> Task statement
Locate each line in the records containing "Blaney". Copy it.

(Stored records)
/---
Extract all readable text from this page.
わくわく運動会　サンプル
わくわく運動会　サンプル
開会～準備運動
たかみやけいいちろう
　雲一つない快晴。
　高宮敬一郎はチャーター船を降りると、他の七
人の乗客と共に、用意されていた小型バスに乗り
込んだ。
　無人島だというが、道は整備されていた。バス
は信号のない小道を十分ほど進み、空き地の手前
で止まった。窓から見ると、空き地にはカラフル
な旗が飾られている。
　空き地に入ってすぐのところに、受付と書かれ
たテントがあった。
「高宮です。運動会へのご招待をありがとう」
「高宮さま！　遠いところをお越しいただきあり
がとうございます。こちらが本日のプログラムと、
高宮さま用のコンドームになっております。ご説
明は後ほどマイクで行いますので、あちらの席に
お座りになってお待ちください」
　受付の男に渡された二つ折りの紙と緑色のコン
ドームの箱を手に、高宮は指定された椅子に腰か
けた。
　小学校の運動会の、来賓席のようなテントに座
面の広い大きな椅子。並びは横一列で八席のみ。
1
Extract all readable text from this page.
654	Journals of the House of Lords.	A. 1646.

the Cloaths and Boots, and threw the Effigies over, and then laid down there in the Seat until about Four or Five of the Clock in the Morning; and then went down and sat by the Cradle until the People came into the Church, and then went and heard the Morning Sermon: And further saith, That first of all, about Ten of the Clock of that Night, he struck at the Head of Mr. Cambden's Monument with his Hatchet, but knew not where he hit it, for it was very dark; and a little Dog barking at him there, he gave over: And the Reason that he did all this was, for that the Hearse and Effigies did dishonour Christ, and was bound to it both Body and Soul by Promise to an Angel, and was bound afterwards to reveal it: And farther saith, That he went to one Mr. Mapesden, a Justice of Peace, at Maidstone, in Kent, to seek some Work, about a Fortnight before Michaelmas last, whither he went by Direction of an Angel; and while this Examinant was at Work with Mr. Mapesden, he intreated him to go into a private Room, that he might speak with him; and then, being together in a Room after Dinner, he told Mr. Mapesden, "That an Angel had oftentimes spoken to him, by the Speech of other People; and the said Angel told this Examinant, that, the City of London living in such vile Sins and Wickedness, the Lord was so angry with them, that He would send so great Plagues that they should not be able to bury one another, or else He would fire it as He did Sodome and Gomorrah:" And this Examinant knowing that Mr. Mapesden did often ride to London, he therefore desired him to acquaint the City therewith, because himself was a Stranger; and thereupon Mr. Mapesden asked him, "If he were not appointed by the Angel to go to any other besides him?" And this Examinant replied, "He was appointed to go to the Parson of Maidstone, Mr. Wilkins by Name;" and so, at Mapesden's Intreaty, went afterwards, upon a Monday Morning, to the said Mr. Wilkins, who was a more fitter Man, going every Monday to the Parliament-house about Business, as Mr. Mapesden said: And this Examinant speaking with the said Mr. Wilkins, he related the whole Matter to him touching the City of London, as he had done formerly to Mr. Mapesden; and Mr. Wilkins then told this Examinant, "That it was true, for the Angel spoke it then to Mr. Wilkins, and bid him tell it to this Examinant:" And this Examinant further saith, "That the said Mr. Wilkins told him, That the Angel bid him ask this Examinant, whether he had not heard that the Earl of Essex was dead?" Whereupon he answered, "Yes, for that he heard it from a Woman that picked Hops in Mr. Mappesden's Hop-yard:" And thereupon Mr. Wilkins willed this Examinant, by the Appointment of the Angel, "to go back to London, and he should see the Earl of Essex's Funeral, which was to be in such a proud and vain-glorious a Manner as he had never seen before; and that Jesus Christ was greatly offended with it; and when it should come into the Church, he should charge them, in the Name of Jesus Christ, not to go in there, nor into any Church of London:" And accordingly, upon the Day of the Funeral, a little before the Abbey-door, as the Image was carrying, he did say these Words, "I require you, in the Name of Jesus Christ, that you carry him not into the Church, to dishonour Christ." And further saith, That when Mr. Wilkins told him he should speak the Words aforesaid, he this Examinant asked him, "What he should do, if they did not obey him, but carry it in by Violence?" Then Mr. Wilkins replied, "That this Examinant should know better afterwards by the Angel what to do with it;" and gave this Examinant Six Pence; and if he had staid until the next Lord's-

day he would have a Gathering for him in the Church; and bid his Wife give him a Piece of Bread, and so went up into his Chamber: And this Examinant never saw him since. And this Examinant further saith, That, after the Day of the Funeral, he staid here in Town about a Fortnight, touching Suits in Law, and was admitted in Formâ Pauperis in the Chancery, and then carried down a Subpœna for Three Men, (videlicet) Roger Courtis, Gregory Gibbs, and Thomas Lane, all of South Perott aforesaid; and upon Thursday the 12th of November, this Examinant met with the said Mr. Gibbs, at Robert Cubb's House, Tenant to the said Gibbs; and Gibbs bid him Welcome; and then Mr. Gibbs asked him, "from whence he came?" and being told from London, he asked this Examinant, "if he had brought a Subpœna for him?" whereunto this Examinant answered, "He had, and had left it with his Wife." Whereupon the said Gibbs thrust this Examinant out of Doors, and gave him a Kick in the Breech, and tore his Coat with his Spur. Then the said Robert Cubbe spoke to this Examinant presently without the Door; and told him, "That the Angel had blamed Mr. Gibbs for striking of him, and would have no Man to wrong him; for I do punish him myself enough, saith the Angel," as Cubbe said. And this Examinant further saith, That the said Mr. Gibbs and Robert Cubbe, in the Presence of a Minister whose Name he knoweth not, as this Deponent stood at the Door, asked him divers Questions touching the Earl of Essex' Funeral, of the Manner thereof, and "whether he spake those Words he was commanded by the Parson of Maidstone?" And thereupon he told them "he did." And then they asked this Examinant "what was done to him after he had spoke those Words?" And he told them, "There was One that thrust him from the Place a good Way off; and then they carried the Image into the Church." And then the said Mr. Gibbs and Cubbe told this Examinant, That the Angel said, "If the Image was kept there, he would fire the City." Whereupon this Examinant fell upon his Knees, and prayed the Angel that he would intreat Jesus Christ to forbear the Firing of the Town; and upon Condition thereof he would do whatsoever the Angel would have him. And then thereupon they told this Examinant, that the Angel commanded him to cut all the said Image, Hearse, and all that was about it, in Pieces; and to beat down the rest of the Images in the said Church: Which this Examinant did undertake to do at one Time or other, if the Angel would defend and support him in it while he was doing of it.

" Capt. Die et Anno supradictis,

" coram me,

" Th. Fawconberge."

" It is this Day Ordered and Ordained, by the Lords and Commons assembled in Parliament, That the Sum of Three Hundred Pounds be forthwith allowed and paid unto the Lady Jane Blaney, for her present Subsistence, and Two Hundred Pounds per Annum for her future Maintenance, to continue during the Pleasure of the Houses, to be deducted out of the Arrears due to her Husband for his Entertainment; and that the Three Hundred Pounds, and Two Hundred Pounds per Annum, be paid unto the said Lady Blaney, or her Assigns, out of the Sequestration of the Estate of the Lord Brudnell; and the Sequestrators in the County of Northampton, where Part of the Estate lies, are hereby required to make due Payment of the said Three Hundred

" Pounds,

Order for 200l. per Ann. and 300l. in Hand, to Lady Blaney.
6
\---
> Final result
" It is this Day Ordered and Ordained, by the Lords and Commons assembled in Parliament, That the Sum of Three Hundred Pounds be forthwith allowed and paid unto the Lady Jane Blaney, for her present Subsistence, and Two Hundred Pounds per Annum for her future Maintenance, to continue during the Pleasure of the Houses, to be deducted out of the Arrears due to her Husband for his Entertainment; and that the Three Hundred Pounds, and Two Hundred Pounds per Annum, be paid unto the said Lady Blaney, or her Assigns, out of the Sequestration of the Estate of the Lord Brudnell; and the Sequestrators in the County of Northampton, where Part of the Estate lies, are hereby required to make due Payment of the said Three Hundred
Order for 200l. per Ann. and 300l. in Hand, to Lady Blaney.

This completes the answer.